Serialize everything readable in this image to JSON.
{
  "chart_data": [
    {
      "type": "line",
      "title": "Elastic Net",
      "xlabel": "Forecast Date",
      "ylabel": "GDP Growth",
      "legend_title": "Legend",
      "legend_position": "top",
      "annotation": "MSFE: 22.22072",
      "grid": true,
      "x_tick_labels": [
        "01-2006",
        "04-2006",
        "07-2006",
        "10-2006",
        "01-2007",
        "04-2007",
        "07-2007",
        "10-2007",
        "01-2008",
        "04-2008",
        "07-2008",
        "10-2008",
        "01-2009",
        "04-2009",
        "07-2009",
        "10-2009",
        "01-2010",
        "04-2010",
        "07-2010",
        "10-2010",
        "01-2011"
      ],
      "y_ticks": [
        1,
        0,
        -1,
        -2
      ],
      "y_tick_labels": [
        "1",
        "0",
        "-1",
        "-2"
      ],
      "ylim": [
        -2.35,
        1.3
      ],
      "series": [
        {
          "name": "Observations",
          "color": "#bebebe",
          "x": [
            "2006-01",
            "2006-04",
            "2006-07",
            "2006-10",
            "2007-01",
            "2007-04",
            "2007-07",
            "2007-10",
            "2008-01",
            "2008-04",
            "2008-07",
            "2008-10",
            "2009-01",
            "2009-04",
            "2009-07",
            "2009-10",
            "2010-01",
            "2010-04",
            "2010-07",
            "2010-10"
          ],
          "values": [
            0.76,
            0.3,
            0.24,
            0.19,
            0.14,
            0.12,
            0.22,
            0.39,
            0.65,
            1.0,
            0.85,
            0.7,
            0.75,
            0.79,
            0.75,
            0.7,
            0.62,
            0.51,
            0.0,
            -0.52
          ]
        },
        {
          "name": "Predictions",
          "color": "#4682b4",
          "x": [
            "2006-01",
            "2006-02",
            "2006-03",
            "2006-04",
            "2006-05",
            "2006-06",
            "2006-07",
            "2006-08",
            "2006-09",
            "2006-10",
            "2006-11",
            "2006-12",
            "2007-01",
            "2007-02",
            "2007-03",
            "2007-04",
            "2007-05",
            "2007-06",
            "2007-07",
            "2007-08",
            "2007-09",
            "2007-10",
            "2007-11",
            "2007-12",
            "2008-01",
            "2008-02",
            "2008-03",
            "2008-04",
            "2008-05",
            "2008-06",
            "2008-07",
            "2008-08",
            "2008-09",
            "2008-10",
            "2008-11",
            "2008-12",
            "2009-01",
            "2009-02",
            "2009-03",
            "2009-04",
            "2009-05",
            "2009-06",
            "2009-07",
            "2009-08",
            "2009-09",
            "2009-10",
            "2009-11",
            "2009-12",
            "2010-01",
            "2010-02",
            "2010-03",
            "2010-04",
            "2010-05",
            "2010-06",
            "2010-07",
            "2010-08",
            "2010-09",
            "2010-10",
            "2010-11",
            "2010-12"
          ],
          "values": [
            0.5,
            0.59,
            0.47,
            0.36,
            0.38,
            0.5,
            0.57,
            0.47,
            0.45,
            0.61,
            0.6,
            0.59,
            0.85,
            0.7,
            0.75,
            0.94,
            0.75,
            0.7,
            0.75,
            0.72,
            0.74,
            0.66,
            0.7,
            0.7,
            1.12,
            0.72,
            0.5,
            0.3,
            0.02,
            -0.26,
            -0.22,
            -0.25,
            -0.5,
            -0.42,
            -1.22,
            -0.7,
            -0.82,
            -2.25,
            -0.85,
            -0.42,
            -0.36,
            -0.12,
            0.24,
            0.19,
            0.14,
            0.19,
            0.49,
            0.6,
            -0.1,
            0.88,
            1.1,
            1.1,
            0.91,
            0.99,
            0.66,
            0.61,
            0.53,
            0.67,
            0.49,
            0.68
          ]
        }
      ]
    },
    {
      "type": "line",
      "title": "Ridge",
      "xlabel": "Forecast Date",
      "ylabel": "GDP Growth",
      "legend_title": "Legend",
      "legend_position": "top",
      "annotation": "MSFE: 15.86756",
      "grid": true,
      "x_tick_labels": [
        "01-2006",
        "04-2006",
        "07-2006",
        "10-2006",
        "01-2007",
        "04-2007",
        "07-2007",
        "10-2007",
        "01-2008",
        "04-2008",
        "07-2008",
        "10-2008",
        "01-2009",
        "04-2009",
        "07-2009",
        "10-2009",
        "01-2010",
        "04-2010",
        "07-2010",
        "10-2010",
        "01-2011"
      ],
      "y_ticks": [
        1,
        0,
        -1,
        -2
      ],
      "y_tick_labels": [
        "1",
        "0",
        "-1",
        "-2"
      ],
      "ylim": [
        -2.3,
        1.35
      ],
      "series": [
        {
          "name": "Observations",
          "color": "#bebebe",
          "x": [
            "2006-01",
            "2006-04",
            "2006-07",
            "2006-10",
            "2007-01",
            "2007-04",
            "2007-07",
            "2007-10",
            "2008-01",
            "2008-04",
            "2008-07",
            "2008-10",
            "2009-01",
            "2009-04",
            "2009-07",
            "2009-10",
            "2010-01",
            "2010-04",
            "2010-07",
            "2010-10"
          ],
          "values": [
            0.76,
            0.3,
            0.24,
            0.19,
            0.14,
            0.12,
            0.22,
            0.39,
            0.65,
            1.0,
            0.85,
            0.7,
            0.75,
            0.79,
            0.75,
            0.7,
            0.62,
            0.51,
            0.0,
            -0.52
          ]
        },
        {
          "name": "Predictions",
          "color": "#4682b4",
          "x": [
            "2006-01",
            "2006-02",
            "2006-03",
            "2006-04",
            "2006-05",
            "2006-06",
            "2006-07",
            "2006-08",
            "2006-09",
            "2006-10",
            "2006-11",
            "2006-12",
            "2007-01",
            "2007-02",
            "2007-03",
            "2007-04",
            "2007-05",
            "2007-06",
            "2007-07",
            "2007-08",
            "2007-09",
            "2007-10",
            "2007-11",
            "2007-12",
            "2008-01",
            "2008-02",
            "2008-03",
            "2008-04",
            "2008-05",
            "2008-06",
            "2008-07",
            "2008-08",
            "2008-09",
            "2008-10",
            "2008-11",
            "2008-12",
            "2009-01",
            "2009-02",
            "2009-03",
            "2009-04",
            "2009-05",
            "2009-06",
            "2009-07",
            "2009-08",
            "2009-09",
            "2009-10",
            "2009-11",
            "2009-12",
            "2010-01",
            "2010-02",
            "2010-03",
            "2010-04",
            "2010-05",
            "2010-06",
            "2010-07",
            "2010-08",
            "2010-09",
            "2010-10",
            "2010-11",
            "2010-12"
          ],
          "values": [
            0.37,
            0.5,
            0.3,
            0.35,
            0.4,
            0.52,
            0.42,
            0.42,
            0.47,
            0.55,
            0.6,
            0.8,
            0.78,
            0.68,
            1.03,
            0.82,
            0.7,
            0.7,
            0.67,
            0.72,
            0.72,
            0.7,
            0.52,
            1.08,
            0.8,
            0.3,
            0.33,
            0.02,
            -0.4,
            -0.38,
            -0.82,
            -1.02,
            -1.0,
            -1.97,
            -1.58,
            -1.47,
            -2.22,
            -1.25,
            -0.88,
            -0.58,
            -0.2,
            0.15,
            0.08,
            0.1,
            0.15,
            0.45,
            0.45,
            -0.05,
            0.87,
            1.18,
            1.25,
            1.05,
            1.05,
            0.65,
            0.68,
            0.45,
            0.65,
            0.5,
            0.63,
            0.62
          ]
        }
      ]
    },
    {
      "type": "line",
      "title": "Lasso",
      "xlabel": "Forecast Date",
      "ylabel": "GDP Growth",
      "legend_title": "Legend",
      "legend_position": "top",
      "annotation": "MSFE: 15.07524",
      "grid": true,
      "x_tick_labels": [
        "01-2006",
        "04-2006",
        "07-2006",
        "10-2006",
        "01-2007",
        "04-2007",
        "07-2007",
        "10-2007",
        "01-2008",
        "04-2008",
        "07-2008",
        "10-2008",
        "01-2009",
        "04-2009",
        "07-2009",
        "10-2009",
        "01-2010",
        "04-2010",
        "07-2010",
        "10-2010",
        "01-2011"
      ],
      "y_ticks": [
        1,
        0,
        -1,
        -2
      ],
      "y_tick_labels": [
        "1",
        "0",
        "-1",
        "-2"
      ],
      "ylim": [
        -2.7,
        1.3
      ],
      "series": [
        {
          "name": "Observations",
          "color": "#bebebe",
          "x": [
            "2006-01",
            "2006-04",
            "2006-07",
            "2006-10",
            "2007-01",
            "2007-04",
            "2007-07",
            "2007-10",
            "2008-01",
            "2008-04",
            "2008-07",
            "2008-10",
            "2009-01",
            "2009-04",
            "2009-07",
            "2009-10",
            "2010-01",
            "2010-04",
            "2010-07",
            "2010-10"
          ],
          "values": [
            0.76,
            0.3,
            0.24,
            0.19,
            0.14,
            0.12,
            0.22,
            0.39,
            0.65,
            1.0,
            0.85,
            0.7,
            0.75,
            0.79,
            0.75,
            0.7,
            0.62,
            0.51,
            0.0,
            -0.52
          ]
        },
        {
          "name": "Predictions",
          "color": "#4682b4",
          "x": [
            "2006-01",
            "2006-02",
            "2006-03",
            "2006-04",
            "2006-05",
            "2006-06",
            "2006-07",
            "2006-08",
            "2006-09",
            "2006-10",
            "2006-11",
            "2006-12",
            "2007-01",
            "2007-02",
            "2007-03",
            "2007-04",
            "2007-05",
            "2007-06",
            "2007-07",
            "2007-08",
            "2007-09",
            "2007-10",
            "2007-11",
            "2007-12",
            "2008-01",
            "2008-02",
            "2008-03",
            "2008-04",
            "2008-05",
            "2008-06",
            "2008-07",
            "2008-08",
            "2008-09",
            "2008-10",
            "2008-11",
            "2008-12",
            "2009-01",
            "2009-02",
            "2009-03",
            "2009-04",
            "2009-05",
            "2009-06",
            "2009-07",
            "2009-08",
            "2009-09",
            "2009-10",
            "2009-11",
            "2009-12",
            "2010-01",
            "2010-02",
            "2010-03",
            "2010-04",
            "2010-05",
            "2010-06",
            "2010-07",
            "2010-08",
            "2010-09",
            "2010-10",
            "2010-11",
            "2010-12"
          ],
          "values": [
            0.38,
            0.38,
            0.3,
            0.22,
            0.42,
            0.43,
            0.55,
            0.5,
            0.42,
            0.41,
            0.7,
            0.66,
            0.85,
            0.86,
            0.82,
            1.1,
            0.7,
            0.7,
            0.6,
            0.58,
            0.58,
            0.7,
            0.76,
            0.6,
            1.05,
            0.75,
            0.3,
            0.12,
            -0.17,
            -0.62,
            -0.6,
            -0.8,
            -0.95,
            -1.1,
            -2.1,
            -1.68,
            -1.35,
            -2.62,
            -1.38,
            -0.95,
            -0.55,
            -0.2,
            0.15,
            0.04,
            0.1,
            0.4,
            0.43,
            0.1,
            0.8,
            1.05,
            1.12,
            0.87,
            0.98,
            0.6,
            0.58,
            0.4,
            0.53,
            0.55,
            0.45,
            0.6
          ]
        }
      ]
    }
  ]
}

**OBJECTIVE**
Find every line in the records above that holds the word "MSFE", and copy each one.

**EXERCISE OUTPUT**
      "annotation": "MSFE: 22.22072",
      "annotation": "MSFE: 15.86756",
      "annotation": "MSFE: 15.07524",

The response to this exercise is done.